Directions:
Set down all of the entries word for word, omitting the images they contain.
──────── Task material
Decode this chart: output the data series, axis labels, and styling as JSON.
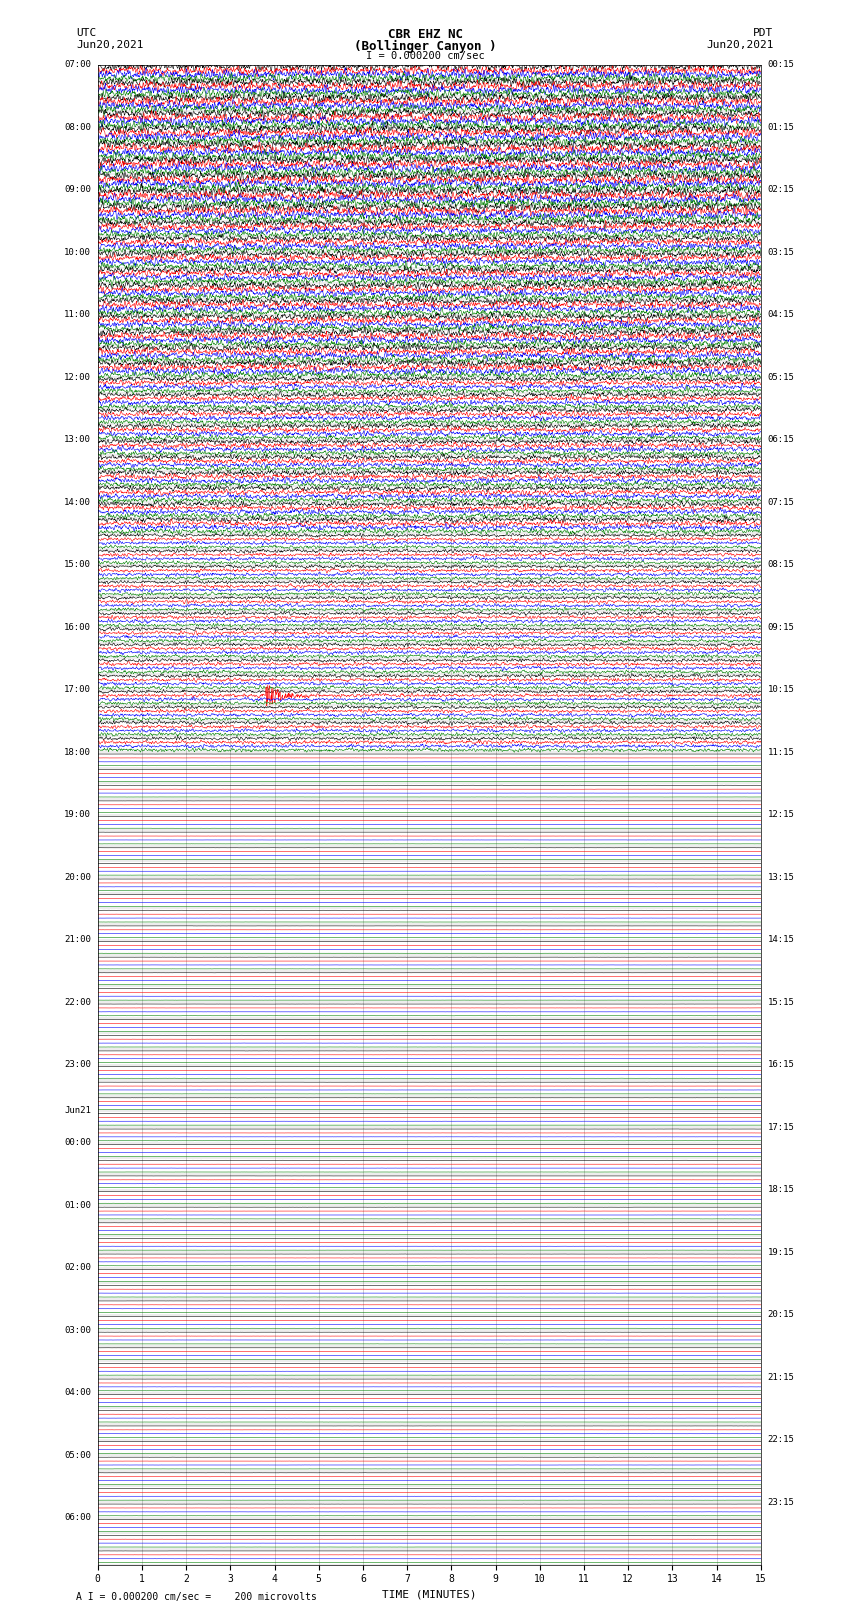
{
  "title_line1": "CBR EHZ NC",
  "title_line2": "(Bollinger Canyon )",
  "scale_text": "I = 0.000200 cm/sec",
  "utc_label": "UTC",
  "pdt_label": "PDT",
  "date_left": "Jun20,2021",
  "date_right": "Jun20,2021",
  "xlabel": "TIME (MINUTES)",
  "footer_text": "A I = 0.000200 cm/sec =    200 microvolts",
  "left_times_utc": [
    "07:00",
    "",
    "",
    "",
    "08:00",
    "",
    "",
    "",
    "09:00",
    "",
    "",
    "",
    "10:00",
    "",
    "",
    "",
    "11:00",
    "",
    "",
    "",
    "12:00",
    "",
    "",
    "",
    "13:00",
    "",
    "",
    "",
    "14:00",
    "",
    "",
    "",
    "15:00",
    "",
    "",
    "",
    "16:00",
    "",
    "",
    "",
    "17:00",
    "",
    "",
    "",
    "18:00",
    "",
    "",
    "",
    "19:00",
    "",
    "",
    "",
    "20:00",
    "",
    "",
    "",
    "21:00",
    "",
    "",
    "",
    "22:00",
    "",
    "",
    "",
    "23:00",
    "",
    "",
    "",
    "Jun21",
    "00:00",
    "",
    "",
    "",
    "01:00",
    "",
    "",
    "",
    "02:00",
    "",
    "",
    "",
    "03:00",
    "",
    "",
    "",
    "04:00",
    "",
    "",
    "",
    "05:00",
    "",
    "",
    "",
    "06:00",
    "",
    "",
    ""
  ],
  "right_times_pdt": [
    "00:15",
    "",
    "",
    "",
    "01:15",
    "",
    "",
    "",
    "02:15",
    "",
    "",
    "",
    "03:15",
    "",
    "",
    "",
    "04:15",
    "",
    "",
    "",
    "05:15",
    "",
    "",
    "",
    "06:15",
    "",
    "",
    "",
    "07:15",
    "",
    "",
    "",
    "08:15",
    "",
    "",
    "",
    "09:15",
    "",
    "",
    "",
    "10:15",
    "",
    "",
    "",
    "11:15",
    "",
    "",
    "",
    "12:15",
    "",
    "",
    "",
    "13:15",
    "",
    "",
    "",
    "14:15",
    "",
    "",
    "",
    "15:15",
    "",
    "",
    "",
    "16:15",
    "",
    "",
    "",
    "17:15",
    "",
    "",
    "",
    "18:15",
    "",
    "",
    "",
    "19:15",
    "",
    "",
    "",
    "20:15",
    "",
    "",
    "",
    "21:15",
    "",
    "",
    "",
    "22:15",
    "",
    "",
    "",
    "23:15",
    "",
    "",
    ""
  ],
  "n_rows": 96,
  "n_traces_per_row": 4,
  "trace_colors": [
    "black",
    "red",
    "blue",
    "green"
  ],
  "active_row_count": 44,
  "xlim": [
    0,
    15
  ],
  "xticks": [
    0,
    1,
    2,
    3,
    4,
    5,
    6,
    7,
    8,
    9,
    10,
    11,
    12,
    13,
    14,
    15
  ],
  "background_color": "white",
  "grid_color": "#888888",
  "seed": 42,
  "seismic_event_row": 40,
  "seismic_event_trace": 1,
  "seismic_event_time": 3.8
}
────────────────
Exercise output:
Decode this chart: output the data series, axis labels, and styling as JSON.
{
  "title_line1": "CBR EHZ NC",
  "title_line2": "(Bollinger Canyon )",
  "scale_text": "I = 0.000200 cm/sec",
  "utc_label": "UTC",
  "pdt_label": "PDT",
  "date_left": "Jun20,2021",
  "date_right": "Jun20,2021",
  "xlabel": "TIME (MINUTES)",
  "footer_text": "A I = 0.000200 cm/sec =    200 microvolts",
  "left_times_utc": [
    "07:00",
    "",
    "",
    "",
    "08:00",
    "",
    "",
    "",
    "09:00",
    "",
    "",
    "",
    "10:00",
    "",
    "",
    "",
    "11:00",
    "",
    "",
    "",
    "12:00",
    "",
    "",
    "",
    "13:00",
    "",
    "",
    "",
    "14:00",
    "",
    "",
    "",
    "15:00",
    "",
    "",
    "",
    "16:00",
    "",
    "",
    "",
    "17:00",
    "",
    "",
    "",
    "18:00",
    "",
    "",
    "",
    "19:00",
    "",
    "",
    "",
    "20:00",
    "",
    "",
    "",
    "21:00",
    "",
    "",
    "",
    "22:00",
    "",
    "",
    "",
    "23:00",
    "",
    "",
    "",
    "Jun21",
    "00:00",
    "",
    "",
    "",
    "01:00",
    "",
    "",
    "",
    "02:00",
    "",
    "",
    "",
    "03:00",
    "",
    "",
    "",
    "04:00",
    "",
    "",
    "",
    "05:00",
    "",
    "",
    "",
    "06:00",
    "",
    "",
    ""
  ],
  "right_times_pdt": [
    "00:15",
    "",
    "",
    "",
    "01:15",
    "",
    "",
    "",
    "02:15",
    "",
    "",
    "",
    "03:15",
    "",
    "",
    "",
    "04:15",
    "",
    "",
    "",
    "05:15",
    "",
    "",
    "",
    "06:15",
    "",
    "",
    "",
    "07:15",
    "",
    "",
    "",
    "08:15",
    "",
    "",
    "",
    "09:15",
    "",
    "",
    "",
    "10:15",
    "",
    "",
    "",
    "11:15",
    "",
    "",
    "",
    "12:15",
    "",
    "",
    "",
    "13:15",
    "",
    "",
    "",
    "14:15",
    "",
    "",
    "",
    "15:15",
    "",
    "",
    "",
    "16:15",
    "",
    "",
    "",
    "17:15",
    "",
    "",
    "",
    "18:15",
    "",
    "",
    "",
    "19:15",
    "",
    "",
    "",
    "20:15",
    "",
    "",
    "",
    "21:15",
    "",
    "",
    "",
    "22:15",
    "",
    "",
    "",
    "23:15",
    "",
    "",
    ""
  ],
  "n_rows": 96,
  "n_traces_per_row": 4,
  "trace_colors": [
    "black",
    "red",
    "blue",
    "green"
  ],
  "active_row_count": 44,
  "xlim": [
    0,
    15
  ],
  "xticks": [
    0,
    1,
    2,
    3,
    4,
    5,
    6,
    7,
    8,
    9,
    10,
    11,
    12,
    13,
    14,
    15
  ],
  "background_color": "white",
  "grid_color": "#888888",
  "seed": 42,
  "seismic_event_row": 40,
  "seismic_event_trace": 1,
  "seismic_event_time": 3.8
}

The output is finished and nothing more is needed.